== Data to use ==

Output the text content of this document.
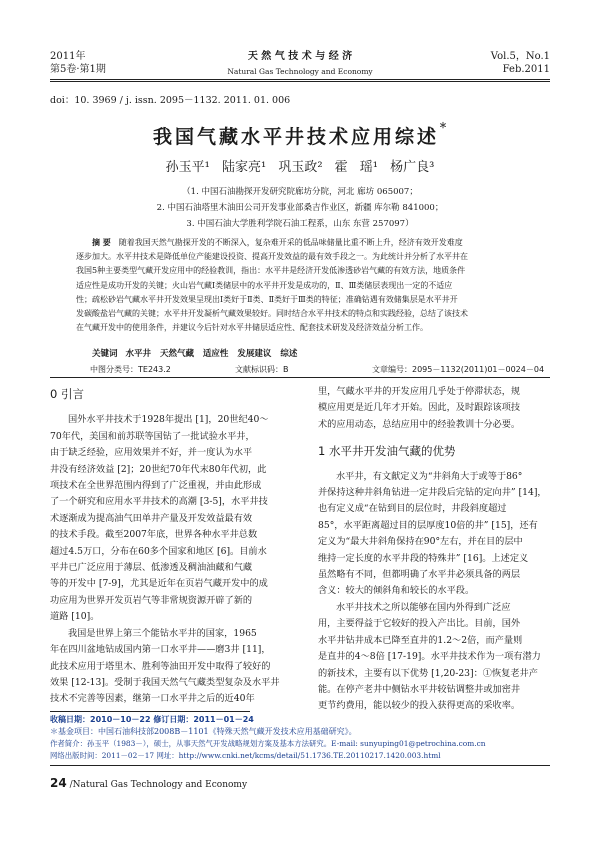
2011年
第5卷·第1期
天 然 气 技 术 与 经 济
Natural Gas Technology and Economy
Vol.5，No.1
Feb.2011
doi：10. 3969 / j. issn. 2095－1132. 2011. 01. 006
我国气藏水平井技术应用综述＊
孙玉平¹ 陆家亮¹ 巩玉政² 霍 瑶¹ 杨广良³
（1. 中国石油勘探开发研究院廊坊分院，河北 廊坊 065007；
2. 中国石油塔里木油田公司开发事业部桑吉作业区，新疆 库尔勒 841000；
3. 中国石油大学胜利学院石油工程系，山东 东营 257097）
摘 要 随着我国天然气勘探开发的不断深入，复杂难开采的低品味储量比重不断上升，经济有效开发难度
逐步加大。水平井技术是降低单位产能建设投资、提高开发效益的最有效手段之一。为此统计并分析了水平井在
我国5种主要类型气藏开发应用中的经验教训，指出：水平井是经济开发低渗透砂岩气藏的有效方法，地质条件
适应性是成功开发的关键；火山岩气藏Ⅰ类储层中的水平井开发是成功的，Ⅱ、Ⅲ类储层表现出一定的不适应
性；疏松砂岩气藏水平井开发效果呈现出Ⅰ类好于Ⅱ类、Ⅱ类好于Ⅲ类的特征；准确钻遇有效储集层是水平井开
发碳酸盐岩气藏的关键；水平井开发凝析气藏效果较好。同时结合水平井技术的特点和实践经验，总结了该技术
在气藏开发中的使用条件，并建议今后针对水平井储层适应性、配套技术研发及经济效益分析工作。
关键词 水平井 天然气藏 适应性 发展建议 综述
中图分类号：TE243.2	文献标识码：B	文章编号：2095－1132(2011)01－0024－04
0 引言
国外水平井技术于1928年提出 [1]，20世纪40～
70年代，美国和前苏联等国钻了一批试验水平井，
由于缺乏经验，应用效果并不好，并一度认为水平
井没有经济效益 [2]；20世纪70年代末80年代初，此
项技术在全世界范围内得到了广泛重视，并由此形成
了一个研究和应用水平井技术的高潮 [3-5]，水平井技
术逐渐成为提高油气田单井产量及开发效益最有效
的技术手段。截至2007年底，世界各种水平井总数
超过4.5万口，分布在60多个国家和地区 [6]。目前水
平井已广泛应用于薄层、低渗透及稠油油藏和气藏
等的开发中 [7-9]，尤其是近年在页岩气藏开发中的成
功应用为世界开发页岩气等非常规资源开辟了新的
道路 [10]。
我国是世界上第三个能钻水平井的国家，1965
年在四川盆地钻成国内第一口水平井——磨3井 [11]，
此技术应用于塔里木、胜利等油田开发中取得了较好的
效果 [12-13]。受制于我国天然气气藏类型复杂及水平井
技术不完善等因素，继第一口水平井之后的近40年
里，气藏水平井的开发应用几乎处于停滞状态，规
模应用更是近几年才开始。因此，及时跟踪该项技
术的应用动态，总结应用中的经验教训十分必要。
1 水平井开发油气藏的优势
水平井，有文献定义为“井斜角大于或等于86°
并保持这种井斜角钻进一定井段后完钻的定向井” [14]，
也有定义成“在钻到目的层位时，井段斜度超过
85°，水平距离超过目的层厚度10倍的井” [15]，还有
定义为“最大井斜角保持在90°左右，并在目的层中
维持一定长度的水平井段的特殊井” [16]。上述定义
虽然略有不同，但都明确了水平井必须具备的两层
含义：较大的倾斜角和较长的水平段。
水平井技术之所以能够在国内外得到广泛应
用，主要得益于它较好的投入产出比。目前，国外
水平井钻井成本已降至直井的1.2～2倍，而产量则
是直井的4～8倍 [17-19]。水平井技术作为一项有潜力
的新技术，主要有以下优势 [1,20-23]：①恢复老井产
能。在停产老井中侧钻水平井较钻调整井或加密井
更节约费用，能以较少的投入获得更高的采收率。
收稿日期：2010－10－22 修订日期：2011－01－24
＊基金项目：中国石油科技部2008B－1101《特殊天然气藏开发技术应用基础研究》。
作者简介：孙玉平（1983－），硕士，从事天然气开发战略规划方案及基本方法研究。E-mail: sunyuping01@petrochina.com.cn
网络出版时间：2011－02－17 网址：http://www.cnki.net/kcms/detail/51.1736.TE.20110217.1420.003.html
24 /Natural Gas Technology and Economy
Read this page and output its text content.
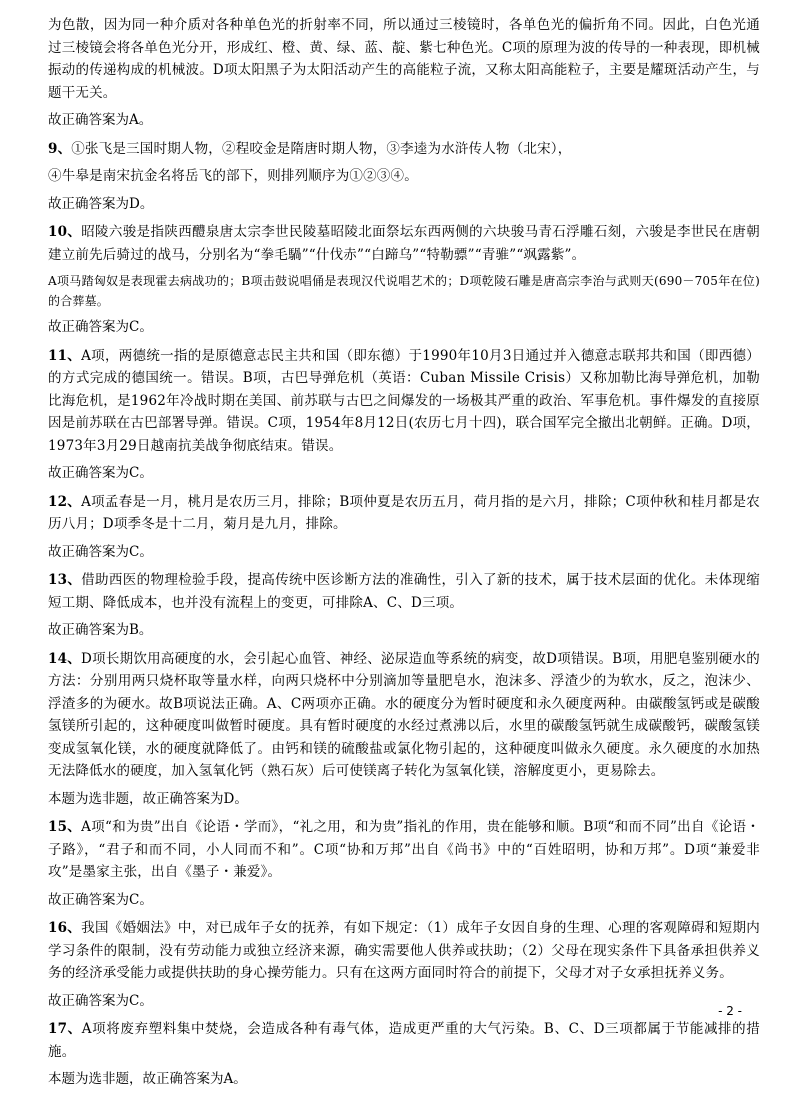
为色散，因为同一种介质对各种单色光的折射率不同，所以通过三棱镜时，各单色光的偏折角不同。因此，白色光通过三棱镜会将各单色光分开，形成红、橙、黄、绿、蓝、靛、紫七种色光。C项的原理为波的传导的一种表现，即机械振动的传递构成的机械波。D项太阳黑子为太阳活动产生的高能粒子流，又称太阳高能粒子，主要是耀斑活动产生，与题干无关。

故正确答案为A。

9、①张飞是三国时期人物，②程咬金是隋唐时期人物，③李逵为水浒传人物（北宋），

④牛皋是南宋抗金名将岳飞的部下，则排列顺序为①②③④。

故正确答案为D。

10、昭陵六骏是指陕西醴泉唐太宗李世民陵墓昭陵北面祭坛东西两侧的六块骏马青石浮雕石刻，六骏是李世民在唐朝建立前先后骑过的战马，分别名为“拳毛騧”“什伐赤”“白蹄乌”“特勒骠”“青骓”“飒露紫”。

A项马踏匈奴是表现霍去病战功的；B项击鼓说唱俑是表现汉代说唱艺术的；D项乾陵石雕是唐高宗李治与武则天(690－705年在位)的合葬墓。

故正确答案为C。

11、A项，两德统一指的是原德意志民主共和国（即东德）于1990年10月3日通过并入德意志联邦共和国（即西德）的方式完成的德国统一。错误。B项，古巴导弹危机（英语：Cuban Missile Crisis）又称加勒比海导弹危机，加勒比海危机，是1962年冷战时期在美国、前苏联与古巴之间爆发的一场极其严重的政治、军事危机。事件爆发的直接原因是前苏联在古巴部署导弹。错误。C项，1954年8月12日(农历七月十四)，联合国军完全撤出北朝鲜。正确。D项，1973年3月29日越南抗美战争彻底结束。错误。

故正确答案为C。

12、A项孟春是一月，桃月是农历三月，排除；B项仲夏是农历五月，荷月指的是六月，排除；C项仲秋和桂月都是农历八月；D项季冬是十二月，菊月是九月，排除。

故正确答案为C。

13、借助西医的物理检验手段，提高传统中医诊断方法的准确性，引入了新的技术，属于技术层面的优化。未体现缩短工期、降低成本，也并没有流程上的变更，可排除A、C、D三项。

故正确答案为B。

14、D项长期饮用高硬度的水，会引起心血管、神经、泌尿造血等系统的病变，故D项错误。B项，用肥皂鉴别硬水的方法：分别用两只烧杯取等量水样，向两只烧杯中分别滴加等量肥皂水，泡沫多、浮渣少的为软水，反之，泡沫少、浮渣多的为硬水。故B项说法正确。A、C两项亦正确。水的硬度分为暂时硬度和永久硬度两种。由碳酸氢钙或是碳酸氢镁所引起的，这种硬度叫做暂时硬度。具有暂时硬度的水经过煮沸以后，水里的碳酸氢钙就生成碳酸钙，碳酸氢镁变成氢氧化镁，水的硬度就降低了。由钙和镁的硫酸盐或氯化物引起的，这种硬度叫做永久硬度。永久硬度的水加热无法降低水的硬度，加入氢氧化钙（熟石灰）后可使镁离子转化为氢氧化镁，溶解度更小，更易除去。

本题为选非题，故正确答案为D。

15、A项“和为贵”出自《论语・学而》，“礼之用，和为贵”指礼的作用，贵在能够和顺。B项“和而不同”出自《论语・子路》，“君子和而不同，小人同而不和”。C项“协和万邦”出自《尚书》中的“百姓昭明，协和万邦”。D项“兼爱非攻”是墨家主张，出自《墨子・兼爱》。

故正确答案为C。

16、我国《婚姻法》中，对已成年子女的抚养，有如下规定：（1）成年子女因自身的生理、心理的客观障碍和短期内学习条件的限制，没有劳动能力或独立经济来源，确实需要他人供养或扶助；（2）父母在现实条件下具备承担供养义务的经济承受能力或提供扶助的身心操劳能力。只有在这两方面同时符合的前提下，父母才对子女承担抚养义务。

故正确答案为C。

17、A项将废弃塑料集中焚烧，会造成各种有毒气体，造成更严重的大气污染。B、C、D三项都属于节能减排的措施。

本题为选非题，故正确答案为A。

- 2 -
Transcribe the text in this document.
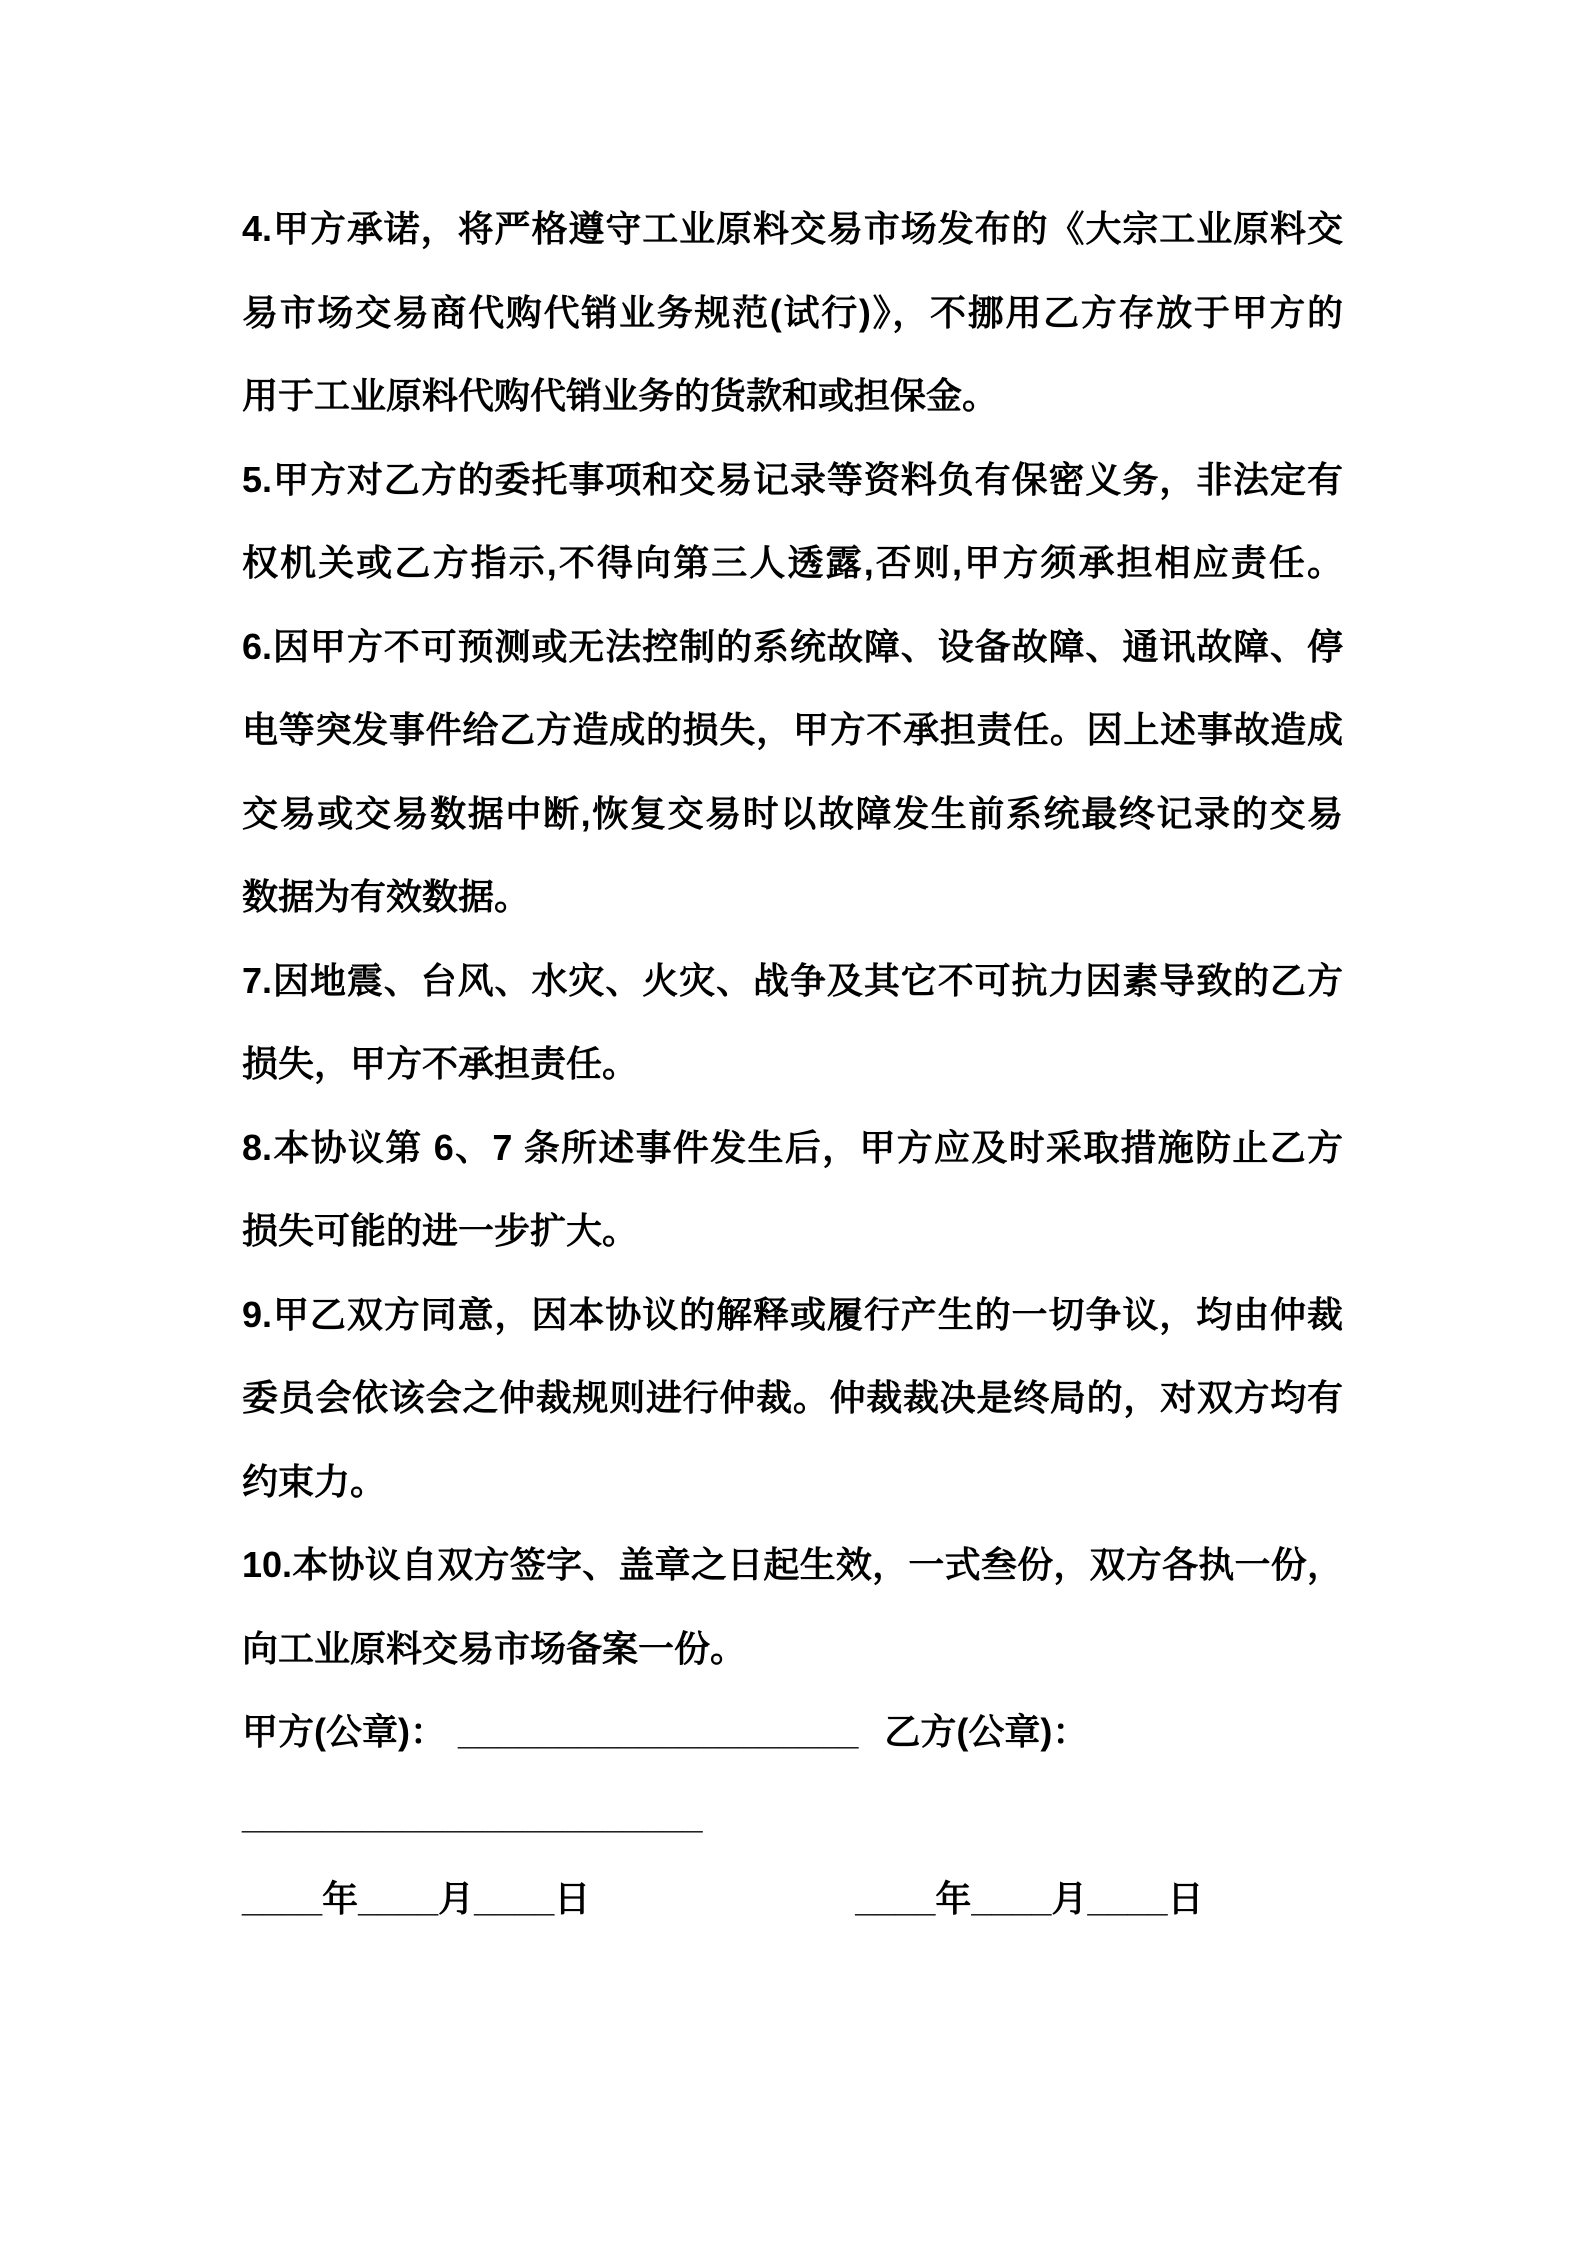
4.甲方承诺，将严格遵守工业原料交易市场发布的《大宗工业原料交
易市场交易商代购代销业务规范(试行)》，不挪用乙方存放于甲方的
用于工业原料代购代销业务的货款和或担保金。
5.甲方对乙方的委托事项和交易记录等资料负有保密义务，非法定有
权机关或乙方指示,不得向第三人透露,否则,甲方须承担相应责任。
6.因甲方不可预测或无法控制的系统故障、设备故障、通讯故障、停
电等突发事件给乙方造成的损失，甲方不承担责任。因上述事故造成
交易或交易数据中断,恢复交易时以故障发生前系统最终记录的交易
数据为有效数据。
7.因地震、台风、水灾、火灾、战争及其它不可抗力因素导致的乙方
损失，甲方不承担责任。
8.本协议第 6、7 条所述事件发生后，甲方应及时采取措施防止乙方
损失可能的进一步扩大。
9.甲乙双方同意，因本协议的解释或履行产生的一切争议，均由仲裁
委员会依该会之仲裁规则进行仲裁。仲裁裁决是终局的，对双方均有
约束力。
10.本协议自双方签字、盖章之日起生效，一式叁份，双方各执一份，
向工业原料交易市场备案一份。
甲方(公章)： ____________________ 乙方(公章)：
_______________________
____年____月____日	____年____月____日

===

- **Task requirements**
Find "this". Copy every line it occurs in.

- **Completed task**
Output the text content of this document.
Read this page and output its text content.
Transcribe the text in this document.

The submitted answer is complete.